■ EXERCISE A
According to the excerpt on the Databricks Data Engineer Associate certification, why does recertifying also keep a person's validated skills current? Answer in one to three sentences.
■ EXERCISE B
Answer these questions using the excerpt on the Databricks Data Engineer Associate certification:
(i) How long is the certification valid?
(ii) According to the excerpt, what does a platform-specific associate credential signal?
(iii) Where does the excerpt send readers for salary ranges and role-specific paths?
■ EXERCISE C
Extend the excerpt on the Databricks Data Engineer Associate certification, starting after its final line.

The certification is valid for two years. To stay certified you retake and pass the current version of the exam before it expires — there is no continuing-education-credit alternative. Because Databricks refreshes the exam to track platform changes (the recent update emphasizes Lakeflow, Automation Bundles, and Unity Catalog and reorganized the sections), recertifying also keeps your validated skills current. Read the recertification guide →

Career outlook

Data engineers with lakehouse-platform expertise are in strong demand as organizations modernize their data infrastructure, and a platform-specific associate credential signals practical competence with Delta Lake, Lakeflow, and Unity Catalog rather than generic Spark. The credential is most valuable paired with demonstrable pipeline work and, over time, with the Data Engineer Professional for production-scale roles. For salary ranges and role-specific paths, see the Career Hub. Career Hub — Data Engineer →

Frequently asked questions

Is the Databricks Data Engineer Associate exam hard?

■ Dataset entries

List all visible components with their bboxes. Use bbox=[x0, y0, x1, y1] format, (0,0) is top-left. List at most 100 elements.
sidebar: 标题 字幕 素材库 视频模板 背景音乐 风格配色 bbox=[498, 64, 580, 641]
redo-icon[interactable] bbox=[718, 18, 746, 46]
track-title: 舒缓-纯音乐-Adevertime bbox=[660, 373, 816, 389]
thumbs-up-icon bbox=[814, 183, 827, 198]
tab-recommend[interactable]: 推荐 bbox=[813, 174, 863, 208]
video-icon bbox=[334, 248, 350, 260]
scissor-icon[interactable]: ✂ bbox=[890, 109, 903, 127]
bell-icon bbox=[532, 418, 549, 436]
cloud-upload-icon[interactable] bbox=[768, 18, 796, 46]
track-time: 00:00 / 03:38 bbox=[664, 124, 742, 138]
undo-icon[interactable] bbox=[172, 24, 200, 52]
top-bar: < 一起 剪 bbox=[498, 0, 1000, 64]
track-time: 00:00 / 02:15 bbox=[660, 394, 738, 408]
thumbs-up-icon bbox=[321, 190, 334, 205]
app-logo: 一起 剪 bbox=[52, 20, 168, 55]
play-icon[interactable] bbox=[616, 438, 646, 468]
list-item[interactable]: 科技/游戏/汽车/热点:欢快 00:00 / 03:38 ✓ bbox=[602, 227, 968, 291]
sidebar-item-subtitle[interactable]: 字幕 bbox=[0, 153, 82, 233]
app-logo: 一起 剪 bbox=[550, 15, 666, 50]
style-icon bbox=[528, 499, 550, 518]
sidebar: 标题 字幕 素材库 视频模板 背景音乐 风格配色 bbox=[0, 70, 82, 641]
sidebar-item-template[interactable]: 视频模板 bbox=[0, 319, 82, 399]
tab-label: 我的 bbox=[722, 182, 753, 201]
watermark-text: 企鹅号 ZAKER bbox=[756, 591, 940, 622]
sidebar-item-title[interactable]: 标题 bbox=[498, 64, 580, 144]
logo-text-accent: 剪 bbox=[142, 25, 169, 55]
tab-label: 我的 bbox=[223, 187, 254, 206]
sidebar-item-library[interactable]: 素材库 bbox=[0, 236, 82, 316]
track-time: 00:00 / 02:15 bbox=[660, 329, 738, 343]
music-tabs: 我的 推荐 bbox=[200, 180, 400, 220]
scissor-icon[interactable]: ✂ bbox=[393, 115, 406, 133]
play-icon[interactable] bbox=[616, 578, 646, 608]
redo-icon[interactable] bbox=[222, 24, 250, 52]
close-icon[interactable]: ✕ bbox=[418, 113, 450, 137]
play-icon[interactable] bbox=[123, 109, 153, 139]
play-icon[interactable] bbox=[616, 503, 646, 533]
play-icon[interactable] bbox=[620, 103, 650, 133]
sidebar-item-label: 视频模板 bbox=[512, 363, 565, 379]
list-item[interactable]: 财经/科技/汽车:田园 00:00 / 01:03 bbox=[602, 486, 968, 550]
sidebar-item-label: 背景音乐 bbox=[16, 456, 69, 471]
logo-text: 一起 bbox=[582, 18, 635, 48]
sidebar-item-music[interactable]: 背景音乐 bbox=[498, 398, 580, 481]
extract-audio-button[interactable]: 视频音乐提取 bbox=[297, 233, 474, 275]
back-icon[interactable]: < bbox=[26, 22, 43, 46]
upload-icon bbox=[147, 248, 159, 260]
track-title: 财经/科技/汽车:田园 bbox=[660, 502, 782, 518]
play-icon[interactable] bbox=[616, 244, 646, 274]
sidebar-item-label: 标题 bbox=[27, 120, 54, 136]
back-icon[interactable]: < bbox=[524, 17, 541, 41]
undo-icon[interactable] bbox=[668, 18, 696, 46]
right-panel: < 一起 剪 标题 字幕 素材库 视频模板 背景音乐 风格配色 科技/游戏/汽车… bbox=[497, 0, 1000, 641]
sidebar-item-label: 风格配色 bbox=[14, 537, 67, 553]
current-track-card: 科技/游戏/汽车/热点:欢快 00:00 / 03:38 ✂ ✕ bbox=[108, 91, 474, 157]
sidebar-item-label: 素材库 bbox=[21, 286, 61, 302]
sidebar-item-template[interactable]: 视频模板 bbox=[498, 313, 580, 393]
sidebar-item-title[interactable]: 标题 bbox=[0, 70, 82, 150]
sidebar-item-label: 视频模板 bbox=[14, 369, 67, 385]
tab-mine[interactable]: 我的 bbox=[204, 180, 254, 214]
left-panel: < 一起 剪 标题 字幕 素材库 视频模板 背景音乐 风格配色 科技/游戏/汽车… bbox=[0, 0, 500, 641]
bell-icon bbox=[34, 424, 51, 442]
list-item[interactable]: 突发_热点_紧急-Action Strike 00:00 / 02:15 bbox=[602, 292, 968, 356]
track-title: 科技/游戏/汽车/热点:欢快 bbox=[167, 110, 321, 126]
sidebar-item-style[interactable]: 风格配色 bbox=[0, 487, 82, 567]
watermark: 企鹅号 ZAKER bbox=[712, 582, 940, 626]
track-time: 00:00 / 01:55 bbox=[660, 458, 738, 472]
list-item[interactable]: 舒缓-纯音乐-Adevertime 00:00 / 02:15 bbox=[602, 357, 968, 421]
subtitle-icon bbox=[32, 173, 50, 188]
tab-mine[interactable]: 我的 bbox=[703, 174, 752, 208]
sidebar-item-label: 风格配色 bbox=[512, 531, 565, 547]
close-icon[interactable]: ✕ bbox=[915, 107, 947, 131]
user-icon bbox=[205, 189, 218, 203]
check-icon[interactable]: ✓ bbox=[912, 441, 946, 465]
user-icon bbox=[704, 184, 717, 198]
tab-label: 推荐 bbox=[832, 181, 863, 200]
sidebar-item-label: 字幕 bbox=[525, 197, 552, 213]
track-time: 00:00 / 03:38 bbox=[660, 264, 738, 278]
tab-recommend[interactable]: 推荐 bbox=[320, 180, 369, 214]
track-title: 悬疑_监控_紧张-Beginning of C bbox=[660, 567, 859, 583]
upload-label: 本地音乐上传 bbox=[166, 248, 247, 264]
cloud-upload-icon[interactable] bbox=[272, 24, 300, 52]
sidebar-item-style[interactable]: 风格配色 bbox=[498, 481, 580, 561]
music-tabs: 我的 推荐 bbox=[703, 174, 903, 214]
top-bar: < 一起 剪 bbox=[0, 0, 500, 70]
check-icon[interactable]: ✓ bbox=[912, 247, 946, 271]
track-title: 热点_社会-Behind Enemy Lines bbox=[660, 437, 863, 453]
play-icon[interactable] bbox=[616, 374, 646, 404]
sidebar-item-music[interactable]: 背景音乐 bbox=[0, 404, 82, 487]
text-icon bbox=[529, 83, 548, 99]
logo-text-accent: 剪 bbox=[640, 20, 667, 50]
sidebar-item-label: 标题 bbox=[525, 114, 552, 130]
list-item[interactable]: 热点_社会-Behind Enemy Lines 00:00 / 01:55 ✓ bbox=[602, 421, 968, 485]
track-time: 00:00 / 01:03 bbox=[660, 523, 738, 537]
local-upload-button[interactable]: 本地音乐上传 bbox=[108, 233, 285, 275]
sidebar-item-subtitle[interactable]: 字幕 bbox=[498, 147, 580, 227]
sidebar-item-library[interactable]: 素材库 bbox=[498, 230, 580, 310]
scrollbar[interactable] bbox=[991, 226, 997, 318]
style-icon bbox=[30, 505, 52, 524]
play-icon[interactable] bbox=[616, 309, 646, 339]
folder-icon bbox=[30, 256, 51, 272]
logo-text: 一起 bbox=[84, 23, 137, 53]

■ REPLY A
Databricks refreshes the exam to track platform changes. The recent update, for example, emphasizes Lakeflow, Automation Bundles, and Unity Catalog and reorganized the sections. Passing the current version therefore validates up-to-date skills.

■ REPLY B
(i) Two years.
(ii) Practical competence with Delta Lake, Lakeflow, and Unity Catalog rather than generic Spark.
(iii) The Career Hub.

■ REPLY C
It is an associate-level exam and most candidates with hands-on Databricks experience find it fair, but it is applied rather than theoretical. The 45 questions are scenario-based and often include a code snippet to read or debug, and they test the Databricks way — Delta Lake, Auto Loader, Lakeflow, Unity Catalog — not generic Spark. Ingestion and transformation together are over 40% of the exam, so weak PySpark/SQL or Auto Loader knowledge shows quickly.

What is the passing score?

Databricks does not publish a fixed numeric passing score on the official exam page; results are reported as pass or fail based on overall performance. You may see "70%" quoted on third-party sites, but that figure is not confirmed by Databricks, so treat it as unofficial and aim to be comfortable across every section rather than targeting a specific percentage.

How many questions and sections are on the exam? I’ve seen different numbers.

The current exam (May 2026 guide) has 45 scored multiple-choice questions in 90 minutes, organized into seven sections: Databricks Intelligence Platform (6%), Data Ingestion and Loading (21%), Data Transformation and Modeling (22%), Working with Lakeflow Jobs (16%), Implementing CI/CD (10%), Troubleshooting/Monitoring/Optimization (10%), and Governance and Security (15%). Older materials cite a five-domain split and "52 questions"; that reflects a previous version. Study against the current seven-section structure in the official exam guide.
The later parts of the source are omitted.